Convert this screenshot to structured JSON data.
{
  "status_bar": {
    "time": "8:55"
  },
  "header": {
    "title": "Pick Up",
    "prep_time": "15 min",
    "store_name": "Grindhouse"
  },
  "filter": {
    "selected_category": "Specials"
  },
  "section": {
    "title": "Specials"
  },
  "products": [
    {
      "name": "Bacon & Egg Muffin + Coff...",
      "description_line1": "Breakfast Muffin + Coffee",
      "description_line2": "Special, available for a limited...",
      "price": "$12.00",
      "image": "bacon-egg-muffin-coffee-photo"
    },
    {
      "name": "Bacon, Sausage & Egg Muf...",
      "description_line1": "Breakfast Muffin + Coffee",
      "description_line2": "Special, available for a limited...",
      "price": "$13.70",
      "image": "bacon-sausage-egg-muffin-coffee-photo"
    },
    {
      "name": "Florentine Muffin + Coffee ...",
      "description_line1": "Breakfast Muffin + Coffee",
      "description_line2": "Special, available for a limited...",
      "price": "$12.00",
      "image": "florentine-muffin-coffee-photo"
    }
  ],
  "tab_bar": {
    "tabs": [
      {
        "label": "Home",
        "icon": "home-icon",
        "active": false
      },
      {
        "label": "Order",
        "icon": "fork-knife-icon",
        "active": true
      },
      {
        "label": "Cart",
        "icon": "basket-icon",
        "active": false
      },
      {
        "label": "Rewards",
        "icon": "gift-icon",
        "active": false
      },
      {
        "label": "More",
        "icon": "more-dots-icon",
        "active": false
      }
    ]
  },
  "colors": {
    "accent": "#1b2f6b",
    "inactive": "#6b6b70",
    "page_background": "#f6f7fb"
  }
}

→ **Problem statement**
Your task is to repeat the data exactly, with nothing left out.

→ **Solved problem**
Convert this screenshot to structured JSON data.
{
  "status_bar": {
    "time": "8:55"
  },
  "header": {
    "title": "Pick Up",
    "prep_time": "15 min",
    "store_name": "Grindhouse"
  },
  "filter": {
    "selected_category": "Specials"
  },
  "section": {
    "title": "Specials"
  },
  "products": [
    {
      "name": "Bacon & Egg Muffin + Coff...",
      "description_line1": "Breakfast Muffin + Coffee",
      "description_line2": "Special, available for a limited...",
      "price": "$12.00",
      "image": "bacon-egg-muffin-coffee-photo"
    },
    {
      "name": "Bacon, Sausage & Egg Muf...",
      "description_line1": "Breakfast Muffin + Coffee",
      "description_line2": "Special, available for a limited...",
      "price": "$13.70",
      "image": "bacon-sausage-egg-muffin-coffee-photo"
    },
    {
      "name": "Florentine Muffin + Coffee ...",
      "description_line1": "Breakfast Muffin + Coffee",
      "description_line2": "Special, available for a limited...",
      "price": "$12.00",
      "image": "florentine-muffin-coffee-photo"
    }
  ],
  "tab_bar": {
    "tabs": [
      {
        "label": "Home",
        "icon": "home-icon",
        "active": false
      },
      {
        "label": "Order",
        "icon": "fork-knife-icon",
        "active": true
      },
      {
        "label": "Cart",
        "icon": "basket-icon",
        "active": false
      },
      {
        "label": "Rewards",
        "icon": "gift-icon",
        "active": false
      },
      {
        "label": "More",
        "icon": "more-dots-icon",
        "active": false
      }
    ]
  },
  "colors": {
    "accent": "#1b2f6b",
    "inactive": "#6b6b70",
    "page_background": "#f6f7fb"
  }
}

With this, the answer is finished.